◆ STATED GOAL
Pick out and copy every line below that has the word "клея".

◆ INFORMATION SHOWN
● ● ● ● ●
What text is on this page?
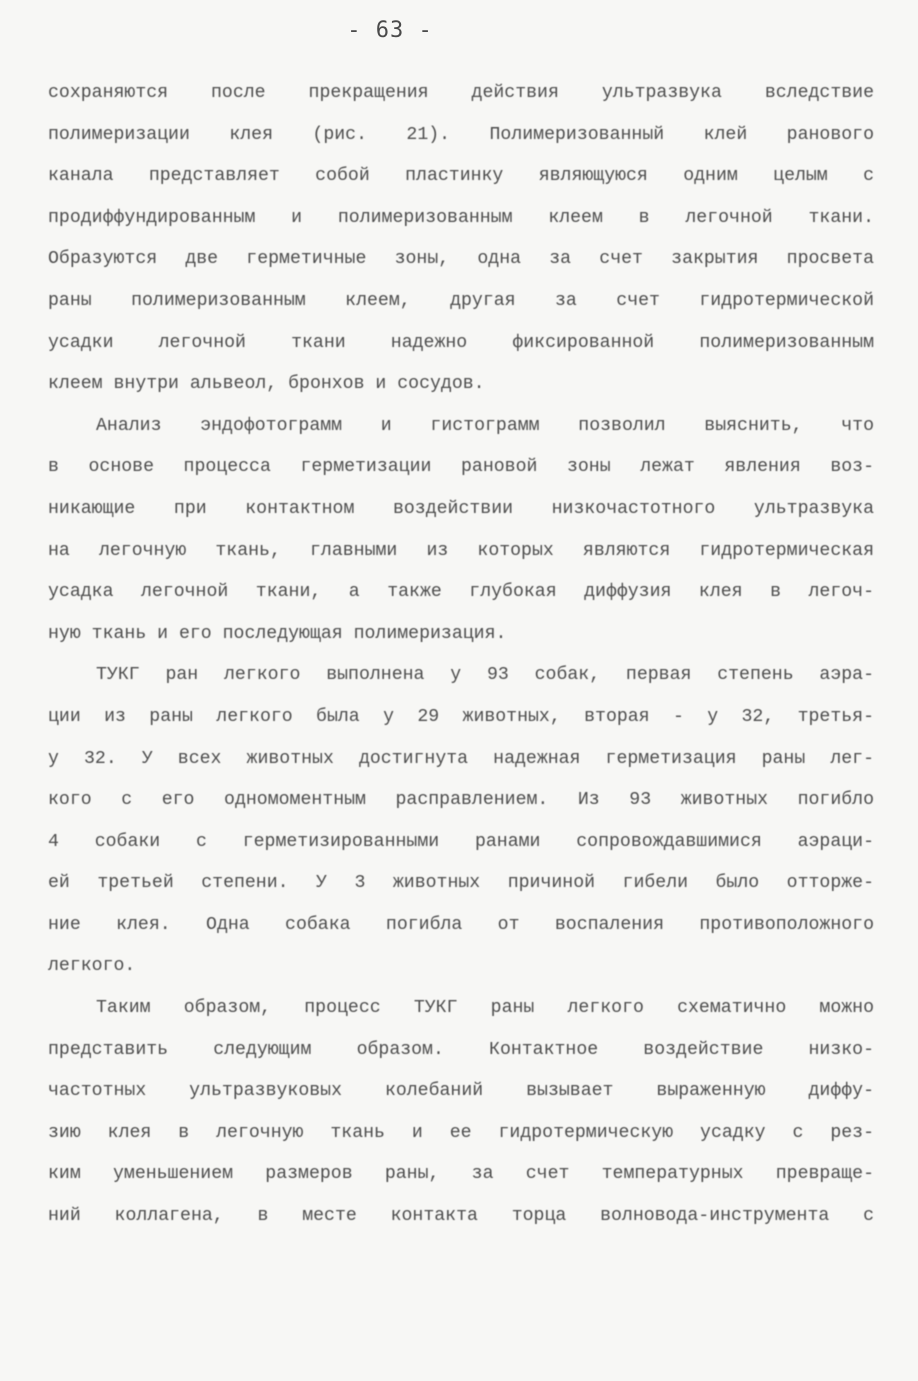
- 63 -
сохраняются после прекращения действия ультразвука вследствие
полимеризации клея (рис. 21). Полимеризованный клей ранового
канала представляет собой пластинку являющуюся одним целым с
продиффундированным и полимеризованным клеем в легочной ткани.
Образуются две герметичные зоны, одна за счет закрытия просвета
раны полимеризованным клеем, другая за счет гидротермической
усадки легочной ткани надежно фиксированной полимеризованным
клеем внутри альвеол, бронхов и сосудов.
Анализ эндофотограмм и гистограмм позволил выяснить, что
в основе процесса герметизации рановой зоны лежат явления воз-
никающие при контактном воздействии низкочастотного ультразвука
на легочную ткань, главными из которых являются гидротермическая
усадка легочной ткани, а также глубокая диффузия клея в легоч-
ную ткань и его последующая полимеризация.
ТУКГ ран легкого выполнена у 93 собак, первая степень аэра-
ции из раны легкого была у 29 животных, вторая - у 32, третья-
у 32. У всех животных достигнута надежная герметизация раны лег-
кого с его одномоментным расправлением. Из 93 животных погибло
4 собаки с герметизированными ранами сопровождавшимися аэраци-
ей третьей степени. У 3 животных причиной гибели было отторже-
ние клея. Одна собака погибла от воспаления противоположного
легкого.
Таким образом, процесс ТУКГ раны легкого схематично можно
представить следующим образом. Контактное воздействие низко-
частотных ультразвуковых колебаний вызывает выраженную диффу-
зию клея в легочную ткань и ее гидротермическую усадку с рез-
ким уменьшением размеров раны, за счет температурных превраще-
ний коллагена, в месте контакта торца волновода-инструмента с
● ● ● ● ●
◆ REPLY
полимеризации клея (рис. 21). Полимеризованный клей ранового
усадка легочной ткани, а также глубокая диффузия клея в легоч-
ние клея. Одна собака погибла от воспаления противоположного
зию клея в легочную ткань и ее гидротермическую усадку с рез-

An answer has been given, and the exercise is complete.